• Goal
Scan the data below for the string "with". Copy every line where it appears.

Rows from a dataset
--- --- ---

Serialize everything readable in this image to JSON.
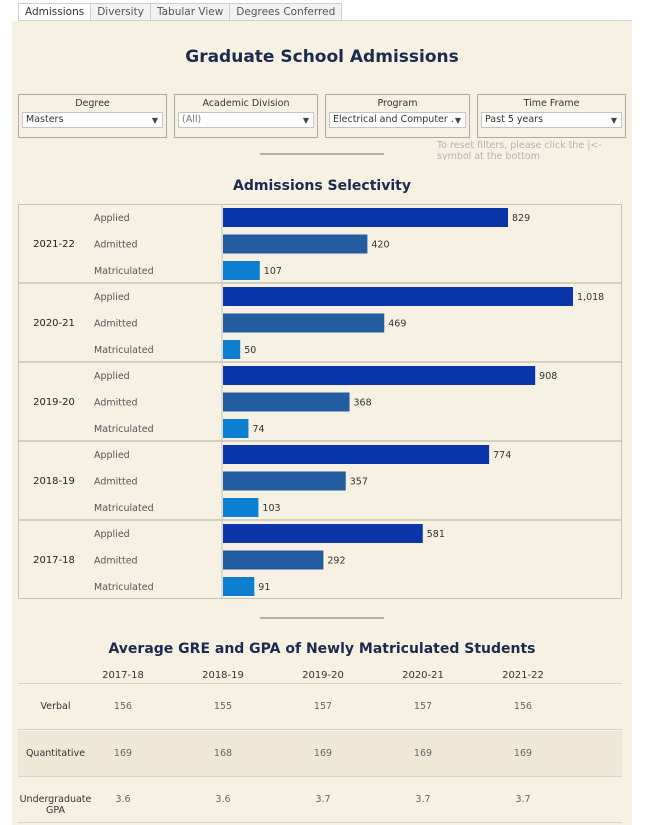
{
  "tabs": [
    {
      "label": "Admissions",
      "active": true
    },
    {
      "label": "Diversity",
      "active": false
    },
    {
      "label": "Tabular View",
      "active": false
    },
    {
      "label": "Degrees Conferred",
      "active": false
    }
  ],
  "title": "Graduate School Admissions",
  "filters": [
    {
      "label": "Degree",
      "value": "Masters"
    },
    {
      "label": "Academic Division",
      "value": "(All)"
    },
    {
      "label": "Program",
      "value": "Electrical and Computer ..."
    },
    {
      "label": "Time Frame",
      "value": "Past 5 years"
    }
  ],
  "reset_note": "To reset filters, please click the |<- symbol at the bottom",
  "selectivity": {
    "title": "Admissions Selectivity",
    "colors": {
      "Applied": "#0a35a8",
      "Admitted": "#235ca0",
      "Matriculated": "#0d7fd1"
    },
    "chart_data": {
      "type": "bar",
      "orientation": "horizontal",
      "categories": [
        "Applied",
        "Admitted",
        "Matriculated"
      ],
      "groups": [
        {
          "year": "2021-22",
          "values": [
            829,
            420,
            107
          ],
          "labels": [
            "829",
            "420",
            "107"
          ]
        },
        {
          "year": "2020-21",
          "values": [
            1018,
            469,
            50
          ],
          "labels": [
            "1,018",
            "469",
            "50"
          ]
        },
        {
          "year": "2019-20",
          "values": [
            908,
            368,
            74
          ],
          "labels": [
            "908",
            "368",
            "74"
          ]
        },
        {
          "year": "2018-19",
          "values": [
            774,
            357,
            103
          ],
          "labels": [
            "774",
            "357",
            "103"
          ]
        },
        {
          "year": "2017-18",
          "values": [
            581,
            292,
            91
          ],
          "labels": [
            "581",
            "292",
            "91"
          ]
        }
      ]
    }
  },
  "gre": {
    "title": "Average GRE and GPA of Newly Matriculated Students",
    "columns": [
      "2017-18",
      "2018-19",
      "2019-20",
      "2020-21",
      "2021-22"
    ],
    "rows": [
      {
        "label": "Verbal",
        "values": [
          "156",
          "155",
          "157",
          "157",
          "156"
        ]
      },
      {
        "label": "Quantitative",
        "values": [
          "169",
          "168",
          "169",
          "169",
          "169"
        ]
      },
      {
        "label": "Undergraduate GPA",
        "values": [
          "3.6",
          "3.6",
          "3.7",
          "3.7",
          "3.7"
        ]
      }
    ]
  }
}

--- --- ---

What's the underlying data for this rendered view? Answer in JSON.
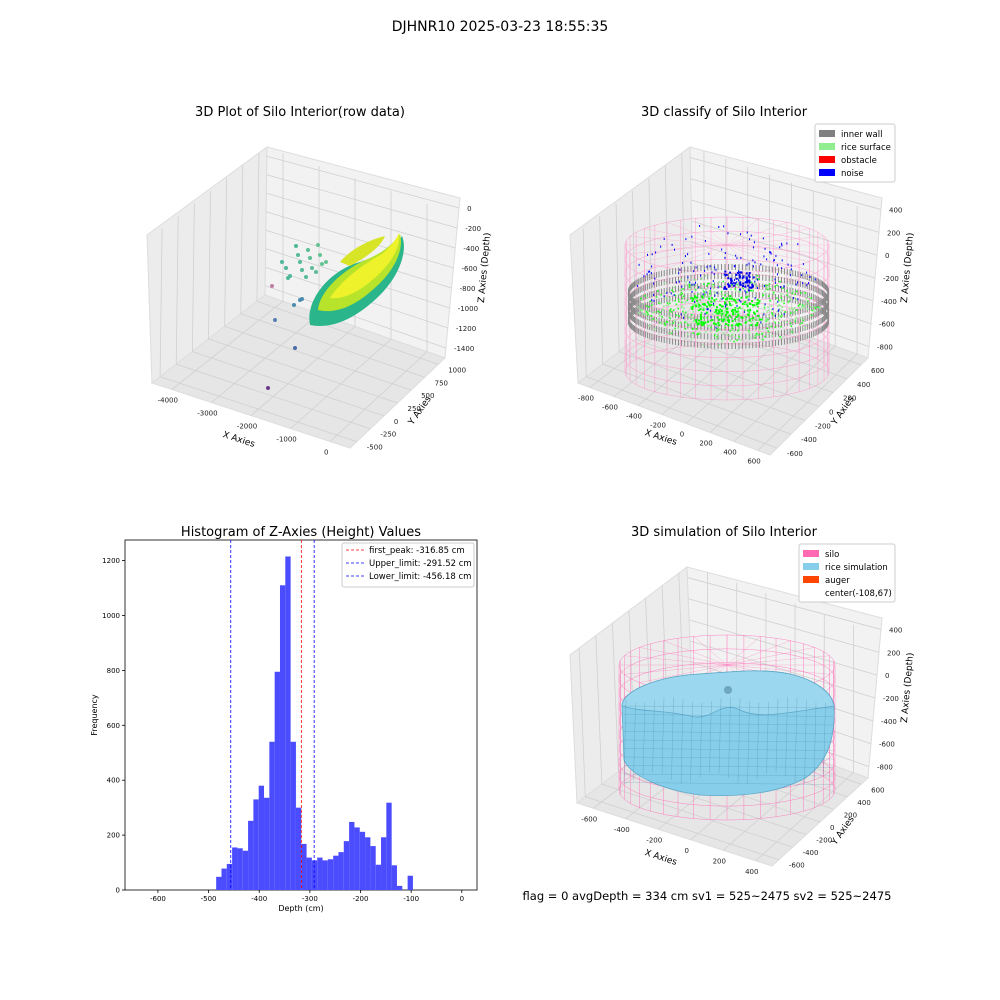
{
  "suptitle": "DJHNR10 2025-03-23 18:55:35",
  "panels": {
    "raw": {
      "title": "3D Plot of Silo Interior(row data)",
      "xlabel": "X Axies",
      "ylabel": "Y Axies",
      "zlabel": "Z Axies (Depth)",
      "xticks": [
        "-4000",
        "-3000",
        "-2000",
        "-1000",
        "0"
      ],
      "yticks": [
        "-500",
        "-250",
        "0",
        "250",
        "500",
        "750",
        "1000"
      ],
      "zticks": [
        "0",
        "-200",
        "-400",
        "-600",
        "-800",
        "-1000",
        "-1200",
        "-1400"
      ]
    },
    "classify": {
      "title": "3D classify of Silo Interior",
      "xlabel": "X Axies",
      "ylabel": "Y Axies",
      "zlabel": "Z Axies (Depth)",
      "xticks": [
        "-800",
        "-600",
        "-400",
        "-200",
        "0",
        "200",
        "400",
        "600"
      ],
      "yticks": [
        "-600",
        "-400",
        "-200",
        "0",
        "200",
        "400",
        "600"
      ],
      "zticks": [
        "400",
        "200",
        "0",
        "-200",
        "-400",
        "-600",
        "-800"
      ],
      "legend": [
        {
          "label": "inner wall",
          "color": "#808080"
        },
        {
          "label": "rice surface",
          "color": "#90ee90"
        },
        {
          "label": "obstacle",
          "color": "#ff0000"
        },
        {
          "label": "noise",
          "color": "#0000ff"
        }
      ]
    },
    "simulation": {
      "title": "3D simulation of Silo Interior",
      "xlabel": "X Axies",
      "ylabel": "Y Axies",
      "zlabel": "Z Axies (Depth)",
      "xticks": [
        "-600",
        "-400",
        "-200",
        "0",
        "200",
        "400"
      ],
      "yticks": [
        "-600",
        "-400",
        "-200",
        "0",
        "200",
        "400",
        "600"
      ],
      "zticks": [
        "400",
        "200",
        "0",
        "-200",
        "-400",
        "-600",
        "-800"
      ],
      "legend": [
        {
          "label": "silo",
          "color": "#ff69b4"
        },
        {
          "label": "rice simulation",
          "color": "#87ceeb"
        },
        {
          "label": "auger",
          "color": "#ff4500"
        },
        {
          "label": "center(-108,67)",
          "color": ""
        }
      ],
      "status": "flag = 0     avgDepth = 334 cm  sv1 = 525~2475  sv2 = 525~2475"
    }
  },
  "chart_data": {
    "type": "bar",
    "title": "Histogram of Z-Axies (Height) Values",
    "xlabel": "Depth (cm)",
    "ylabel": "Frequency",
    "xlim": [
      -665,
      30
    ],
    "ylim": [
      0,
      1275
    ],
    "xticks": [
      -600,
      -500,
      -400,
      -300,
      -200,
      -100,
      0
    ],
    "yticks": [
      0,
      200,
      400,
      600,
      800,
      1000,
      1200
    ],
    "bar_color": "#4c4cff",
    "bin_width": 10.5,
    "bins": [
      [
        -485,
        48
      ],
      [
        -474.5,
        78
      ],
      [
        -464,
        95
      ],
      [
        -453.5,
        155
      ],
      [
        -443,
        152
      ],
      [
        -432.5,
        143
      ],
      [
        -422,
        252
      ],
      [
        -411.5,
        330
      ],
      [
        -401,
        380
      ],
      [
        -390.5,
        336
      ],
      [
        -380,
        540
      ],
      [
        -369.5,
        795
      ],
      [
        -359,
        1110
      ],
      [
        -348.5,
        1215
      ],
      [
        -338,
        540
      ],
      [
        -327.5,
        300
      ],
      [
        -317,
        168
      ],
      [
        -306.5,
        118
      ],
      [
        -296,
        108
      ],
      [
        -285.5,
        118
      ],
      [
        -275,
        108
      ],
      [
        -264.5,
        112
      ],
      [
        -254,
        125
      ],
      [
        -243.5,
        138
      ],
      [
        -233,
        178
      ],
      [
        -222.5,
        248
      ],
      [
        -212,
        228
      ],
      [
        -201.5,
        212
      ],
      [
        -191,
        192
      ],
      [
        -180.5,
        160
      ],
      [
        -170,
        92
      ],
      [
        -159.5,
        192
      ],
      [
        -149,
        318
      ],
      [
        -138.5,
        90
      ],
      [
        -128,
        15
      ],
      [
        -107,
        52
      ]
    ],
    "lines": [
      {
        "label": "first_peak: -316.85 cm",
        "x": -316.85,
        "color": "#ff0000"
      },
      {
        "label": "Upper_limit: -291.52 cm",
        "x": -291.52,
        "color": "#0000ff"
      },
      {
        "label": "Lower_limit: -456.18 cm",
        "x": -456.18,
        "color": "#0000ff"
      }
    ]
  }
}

--- --- ---

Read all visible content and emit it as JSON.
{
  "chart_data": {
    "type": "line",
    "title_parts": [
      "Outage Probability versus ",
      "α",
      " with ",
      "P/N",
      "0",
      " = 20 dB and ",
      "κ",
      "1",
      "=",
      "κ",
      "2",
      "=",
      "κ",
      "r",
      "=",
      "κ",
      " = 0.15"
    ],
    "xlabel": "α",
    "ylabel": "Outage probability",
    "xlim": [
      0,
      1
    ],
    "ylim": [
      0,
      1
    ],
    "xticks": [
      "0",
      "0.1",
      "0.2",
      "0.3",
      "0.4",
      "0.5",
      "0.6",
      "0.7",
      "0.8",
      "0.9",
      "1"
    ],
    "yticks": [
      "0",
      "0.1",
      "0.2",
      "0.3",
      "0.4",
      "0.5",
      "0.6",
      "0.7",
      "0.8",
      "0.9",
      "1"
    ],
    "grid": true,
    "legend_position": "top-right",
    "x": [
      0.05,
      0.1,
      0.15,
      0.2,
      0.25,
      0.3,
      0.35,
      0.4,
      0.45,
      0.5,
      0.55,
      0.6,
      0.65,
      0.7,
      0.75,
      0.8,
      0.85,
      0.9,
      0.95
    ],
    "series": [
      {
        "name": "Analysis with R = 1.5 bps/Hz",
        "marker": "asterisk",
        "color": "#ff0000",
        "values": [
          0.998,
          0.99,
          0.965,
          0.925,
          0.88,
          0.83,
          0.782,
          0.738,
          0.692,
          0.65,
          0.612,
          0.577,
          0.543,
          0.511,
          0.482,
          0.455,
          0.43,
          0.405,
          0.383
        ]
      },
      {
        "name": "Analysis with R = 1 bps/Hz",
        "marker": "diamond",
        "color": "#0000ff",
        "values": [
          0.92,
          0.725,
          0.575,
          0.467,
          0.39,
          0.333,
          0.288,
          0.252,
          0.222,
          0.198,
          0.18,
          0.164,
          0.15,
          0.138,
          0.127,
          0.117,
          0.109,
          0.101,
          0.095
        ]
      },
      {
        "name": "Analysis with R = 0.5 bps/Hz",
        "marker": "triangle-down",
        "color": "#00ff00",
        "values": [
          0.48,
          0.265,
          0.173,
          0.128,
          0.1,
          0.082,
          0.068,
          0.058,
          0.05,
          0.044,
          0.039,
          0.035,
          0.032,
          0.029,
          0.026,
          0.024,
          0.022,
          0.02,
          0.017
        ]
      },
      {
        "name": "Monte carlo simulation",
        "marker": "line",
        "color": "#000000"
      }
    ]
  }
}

--- --- ---

• Complete response
      " with ",
        "name": "Analysis with R = 1.5 bps/Hz",
        "name": "Analysis with R = 1 bps/Hz",
        "name": "Analysis with R = 0.5 bps/Hz",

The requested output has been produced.